Reproduce all records verbatim.

Entries supplied:
****
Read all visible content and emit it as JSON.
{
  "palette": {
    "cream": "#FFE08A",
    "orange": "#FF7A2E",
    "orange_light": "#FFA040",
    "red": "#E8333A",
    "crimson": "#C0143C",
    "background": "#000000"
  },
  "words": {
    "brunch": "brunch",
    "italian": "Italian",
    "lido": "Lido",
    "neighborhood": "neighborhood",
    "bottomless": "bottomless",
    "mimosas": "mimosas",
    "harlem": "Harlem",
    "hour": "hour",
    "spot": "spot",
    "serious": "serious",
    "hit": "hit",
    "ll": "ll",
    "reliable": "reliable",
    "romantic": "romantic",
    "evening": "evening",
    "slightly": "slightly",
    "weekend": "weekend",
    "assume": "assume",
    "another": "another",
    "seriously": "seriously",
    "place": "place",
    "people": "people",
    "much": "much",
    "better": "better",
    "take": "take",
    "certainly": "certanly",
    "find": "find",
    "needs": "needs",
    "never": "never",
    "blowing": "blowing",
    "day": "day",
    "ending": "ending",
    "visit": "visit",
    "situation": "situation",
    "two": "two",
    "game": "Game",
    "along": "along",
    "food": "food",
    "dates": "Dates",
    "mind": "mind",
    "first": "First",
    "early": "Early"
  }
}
****
The response:
Read all visible content and emit it as JSON.
{
  "palette": {
    "cream": "#FFE08A",
    "orange": "#FF7A2E",
    "orange_light": "#FFA040",
    "red": "#E8333A",
    "crimson": "#C0143C",
    "background": "#000000"
  },
  "words": {
    "brunch": "brunch",
    "italian": "Italian",
    "lido": "Lido",
    "neighborhood": "neighborhood",
    "bottomless": "bottomless",
    "mimosas": "mimosas",
    "harlem": "Harlem",
    "hour": "hour",
    "spot": "spot",
    "serious": "serious",
    "hit": "hit",
    "ll": "ll",
    "reliable": "reliable",
    "romantic": "romantic",
    "evening": "evening",
    "slightly": "slightly",
    "weekend": "weekend",
    "assume": "assume",
    "another": "another",
    "seriously": "seriously",
    "place": "place",
    "people": "people",
    "much": "much",
    "better": "better",
    "take": "take",
    "certainly": "certanly",
    "find": "find",
    "needs": "needs",
    "never": "never",
    "blowing": "blowing",
    "day": "day",
    "ending": "ending",
    "visit": "visit",
    "situation": "situation",
    "two": "two",
    "game": "Game",
    "along": "along",
    "food": "food",
    "dates": "Dates",
    "mind": "mind",
    "first": "First",
    "early": "Early"
  }
}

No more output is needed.